## INSTRUCTION
Rewrite the records from the line containing "Enumerate the UI" through the line containing "illustration: sad man", putting "symbol" wherever "icon" appears and changing nothing else. Leave out the pictures.

── RECORDS SHOWN

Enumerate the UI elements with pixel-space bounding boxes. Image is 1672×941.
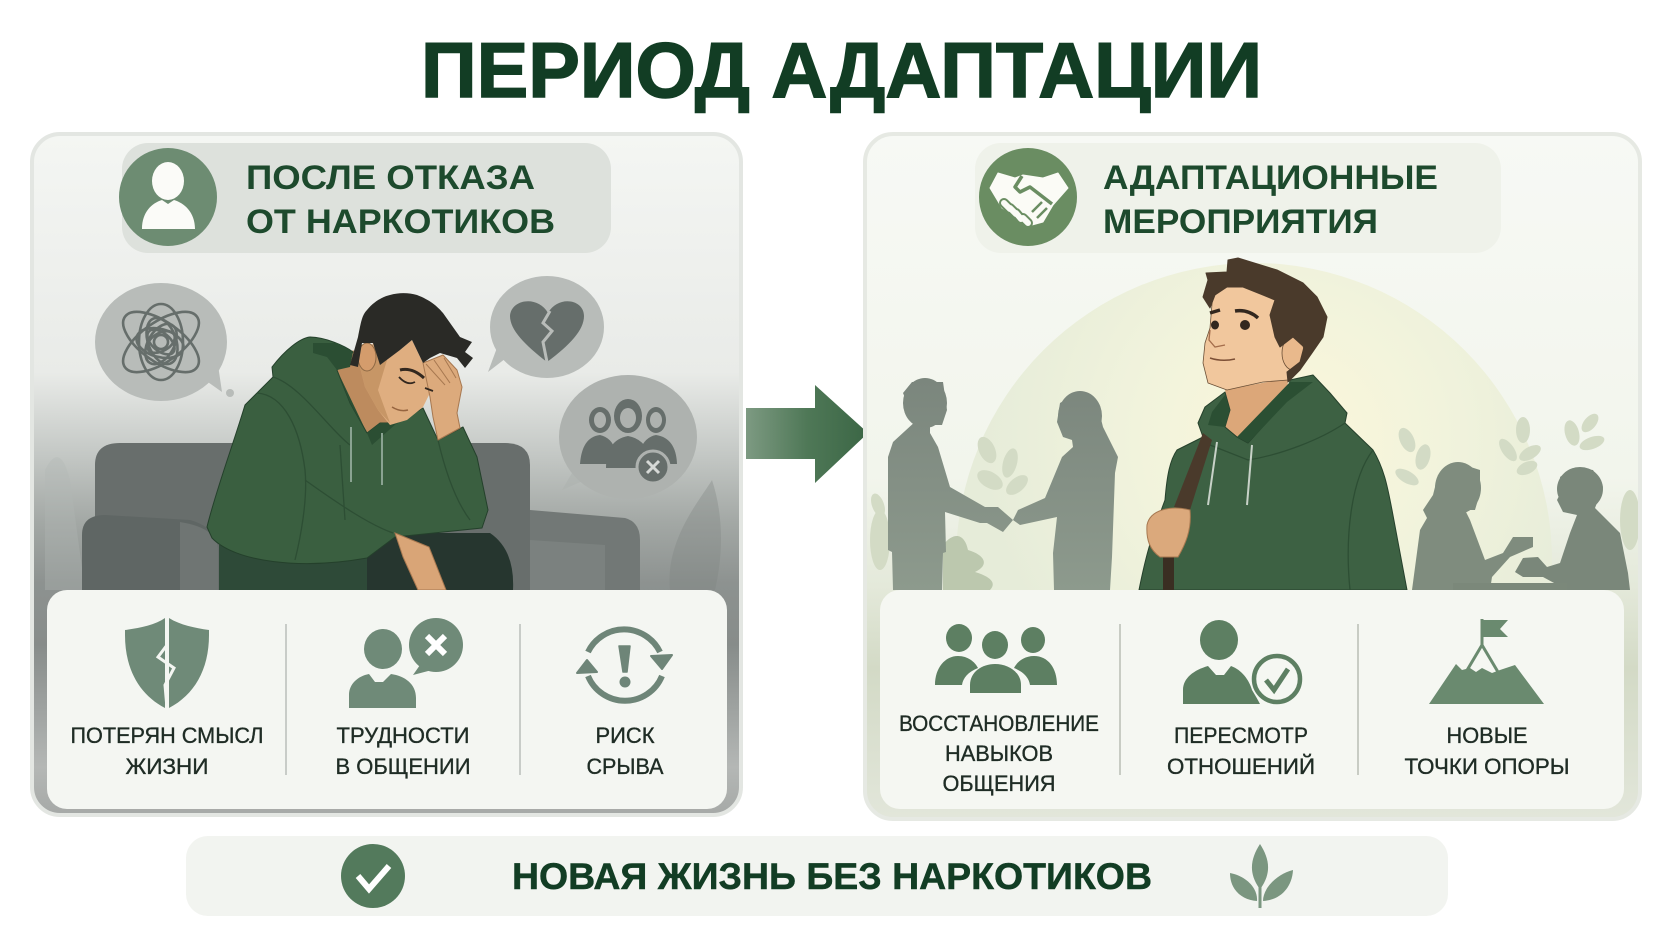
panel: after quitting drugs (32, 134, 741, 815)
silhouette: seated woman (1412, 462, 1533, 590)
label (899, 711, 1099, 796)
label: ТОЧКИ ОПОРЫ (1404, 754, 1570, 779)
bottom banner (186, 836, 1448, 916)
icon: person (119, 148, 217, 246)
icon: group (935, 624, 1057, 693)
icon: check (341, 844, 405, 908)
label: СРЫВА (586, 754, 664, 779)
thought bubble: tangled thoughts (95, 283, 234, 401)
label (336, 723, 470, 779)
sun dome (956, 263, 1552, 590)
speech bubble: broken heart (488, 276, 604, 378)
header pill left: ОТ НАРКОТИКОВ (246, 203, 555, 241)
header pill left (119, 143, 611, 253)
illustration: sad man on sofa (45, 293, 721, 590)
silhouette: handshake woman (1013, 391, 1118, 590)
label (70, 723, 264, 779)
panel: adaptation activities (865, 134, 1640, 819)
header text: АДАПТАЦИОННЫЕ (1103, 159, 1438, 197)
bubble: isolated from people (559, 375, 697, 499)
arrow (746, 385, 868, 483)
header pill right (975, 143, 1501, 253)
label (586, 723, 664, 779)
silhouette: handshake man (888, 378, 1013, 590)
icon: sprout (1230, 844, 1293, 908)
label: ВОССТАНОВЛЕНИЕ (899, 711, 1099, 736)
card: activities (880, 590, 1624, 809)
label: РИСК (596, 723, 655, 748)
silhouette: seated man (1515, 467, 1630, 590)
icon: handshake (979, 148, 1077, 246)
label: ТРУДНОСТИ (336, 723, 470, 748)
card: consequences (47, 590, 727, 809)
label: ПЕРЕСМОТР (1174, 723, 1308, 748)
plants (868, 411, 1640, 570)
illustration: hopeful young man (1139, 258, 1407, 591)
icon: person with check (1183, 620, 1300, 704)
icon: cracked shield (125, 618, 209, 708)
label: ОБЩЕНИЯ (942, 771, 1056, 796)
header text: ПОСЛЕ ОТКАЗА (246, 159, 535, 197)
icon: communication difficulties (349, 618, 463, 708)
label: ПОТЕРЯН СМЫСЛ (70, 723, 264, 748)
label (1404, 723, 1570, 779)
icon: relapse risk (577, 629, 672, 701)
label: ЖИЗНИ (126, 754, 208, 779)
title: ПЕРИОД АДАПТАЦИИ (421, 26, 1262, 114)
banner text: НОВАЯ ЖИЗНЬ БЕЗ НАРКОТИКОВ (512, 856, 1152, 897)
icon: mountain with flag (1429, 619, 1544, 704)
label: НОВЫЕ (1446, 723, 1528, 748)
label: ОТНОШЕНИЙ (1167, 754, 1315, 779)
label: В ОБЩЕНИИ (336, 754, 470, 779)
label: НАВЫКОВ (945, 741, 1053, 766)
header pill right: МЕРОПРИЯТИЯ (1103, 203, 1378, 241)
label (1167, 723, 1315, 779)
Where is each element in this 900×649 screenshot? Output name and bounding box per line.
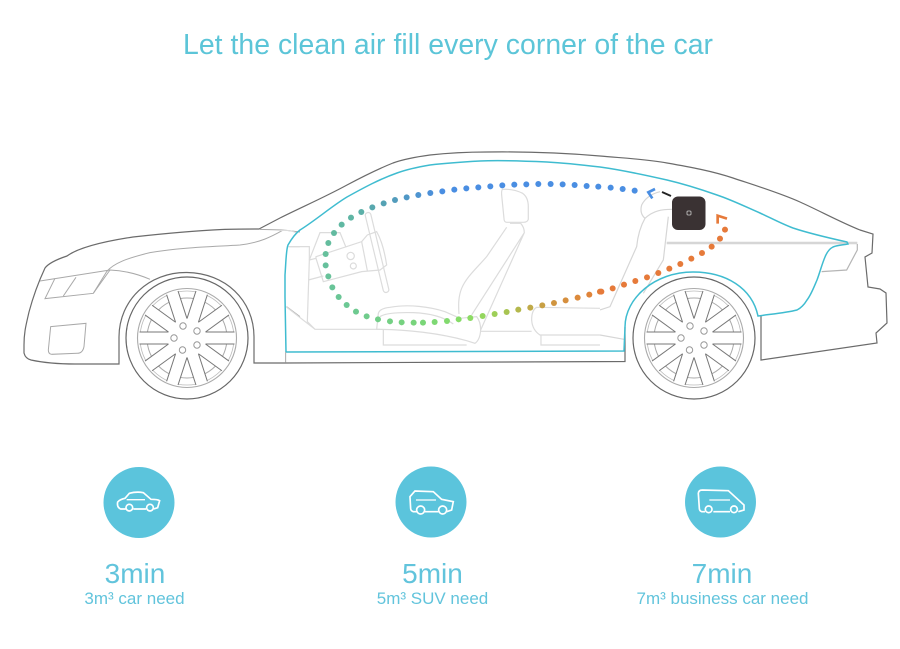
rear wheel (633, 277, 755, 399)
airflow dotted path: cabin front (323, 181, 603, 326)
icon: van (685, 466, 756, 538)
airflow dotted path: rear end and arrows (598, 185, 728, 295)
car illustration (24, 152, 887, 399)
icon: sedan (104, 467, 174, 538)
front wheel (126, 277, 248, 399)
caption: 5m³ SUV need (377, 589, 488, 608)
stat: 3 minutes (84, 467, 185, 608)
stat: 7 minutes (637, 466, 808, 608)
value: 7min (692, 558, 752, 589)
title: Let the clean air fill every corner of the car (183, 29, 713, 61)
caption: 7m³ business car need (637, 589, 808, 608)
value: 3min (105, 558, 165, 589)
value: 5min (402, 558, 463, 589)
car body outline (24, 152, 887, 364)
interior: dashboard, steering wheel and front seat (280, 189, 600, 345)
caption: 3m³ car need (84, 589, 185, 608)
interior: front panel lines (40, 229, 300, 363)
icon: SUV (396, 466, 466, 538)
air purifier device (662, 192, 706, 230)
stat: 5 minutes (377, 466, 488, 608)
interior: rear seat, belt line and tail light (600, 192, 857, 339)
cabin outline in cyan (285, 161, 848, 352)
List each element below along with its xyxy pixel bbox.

────
── RECORDS SHOWN

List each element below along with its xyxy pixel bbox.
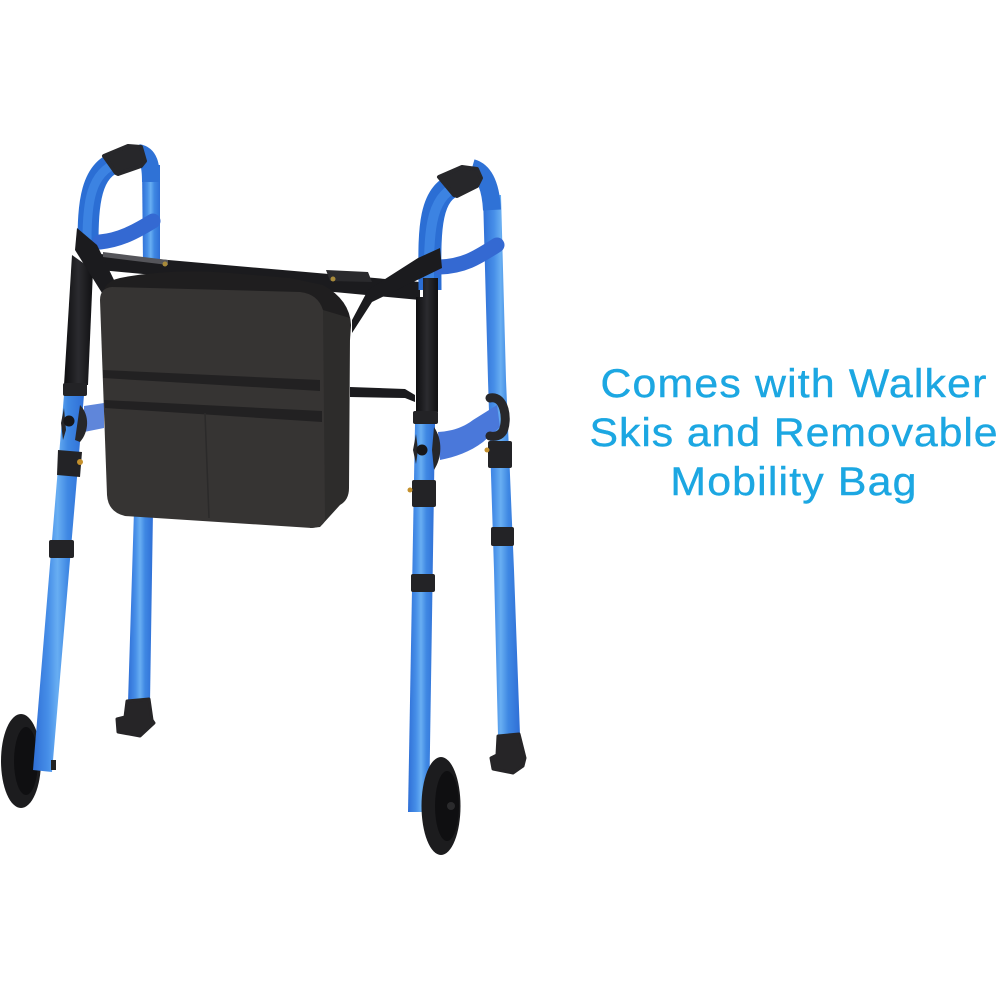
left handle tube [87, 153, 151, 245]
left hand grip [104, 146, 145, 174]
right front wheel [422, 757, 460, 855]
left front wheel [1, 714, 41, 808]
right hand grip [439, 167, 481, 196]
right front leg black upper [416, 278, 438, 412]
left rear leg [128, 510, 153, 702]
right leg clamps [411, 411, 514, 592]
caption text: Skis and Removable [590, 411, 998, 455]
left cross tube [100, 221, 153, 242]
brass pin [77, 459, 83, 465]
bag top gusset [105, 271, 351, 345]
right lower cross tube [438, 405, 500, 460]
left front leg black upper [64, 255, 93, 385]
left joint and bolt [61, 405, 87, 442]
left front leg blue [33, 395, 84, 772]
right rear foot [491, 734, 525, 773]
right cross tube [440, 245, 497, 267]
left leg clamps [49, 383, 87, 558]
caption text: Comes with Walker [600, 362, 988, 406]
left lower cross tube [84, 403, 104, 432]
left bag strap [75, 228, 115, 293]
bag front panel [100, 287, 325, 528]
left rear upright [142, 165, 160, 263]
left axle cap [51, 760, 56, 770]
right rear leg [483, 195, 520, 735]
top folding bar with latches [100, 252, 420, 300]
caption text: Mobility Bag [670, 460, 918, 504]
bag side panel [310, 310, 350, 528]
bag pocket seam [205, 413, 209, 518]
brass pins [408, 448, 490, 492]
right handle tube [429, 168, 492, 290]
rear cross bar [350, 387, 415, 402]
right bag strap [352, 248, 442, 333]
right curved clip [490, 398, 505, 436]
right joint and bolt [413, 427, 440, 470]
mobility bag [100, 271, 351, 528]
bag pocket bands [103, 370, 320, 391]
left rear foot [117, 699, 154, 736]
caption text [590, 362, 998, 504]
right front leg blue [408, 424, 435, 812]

────
── RECORDS SHOWN

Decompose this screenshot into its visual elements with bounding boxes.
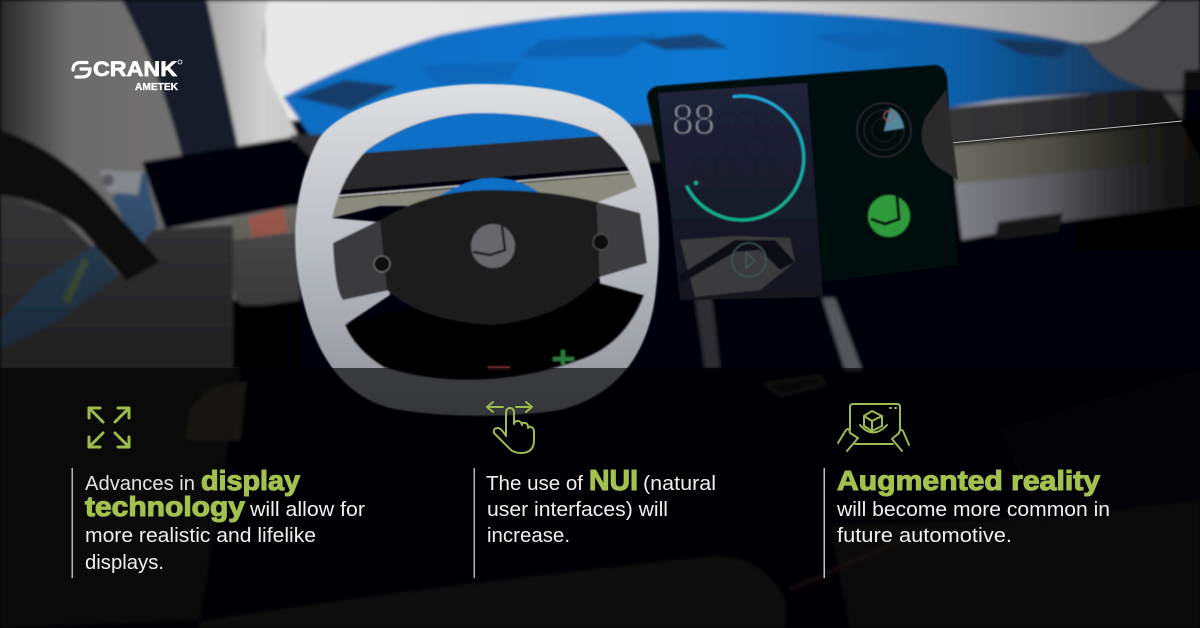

────

## PROBLEM SOLUTION
Enumerate the UI elements with pixel-space bounding boxes. Image is 1672×941.
panel: after quitting drugs (32, 134, 741, 815)
silhouette: seated woman (1412, 462, 1533, 590)
label (899, 711, 1099, 796)
label: ТОЧКИ ОПОРЫ (1404, 754, 1570, 779)
bottom banner (186, 836, 1448, 916)
symbol: person (119, 148, 217, 246)
symbol: group (935, 624, 1057, 693)
symbol: check (341, 844, 405, 908)
label: СРЫВА (586, 754, 664, 779)
thought bubble: tangled thoughts (95, 283, 234, 401)
label (336, 723, 470, 779)
sun dome (956, 263, 1552, 590)
speech bubble: broken heart (488, 276, 604, 378)
header pill left: ОТ НАРКОТИКОВ (246, 203, 555, 241)
header pill left (119, 143, 611, 253)
illustration: sad man on sofa (45, 293, 721, 590)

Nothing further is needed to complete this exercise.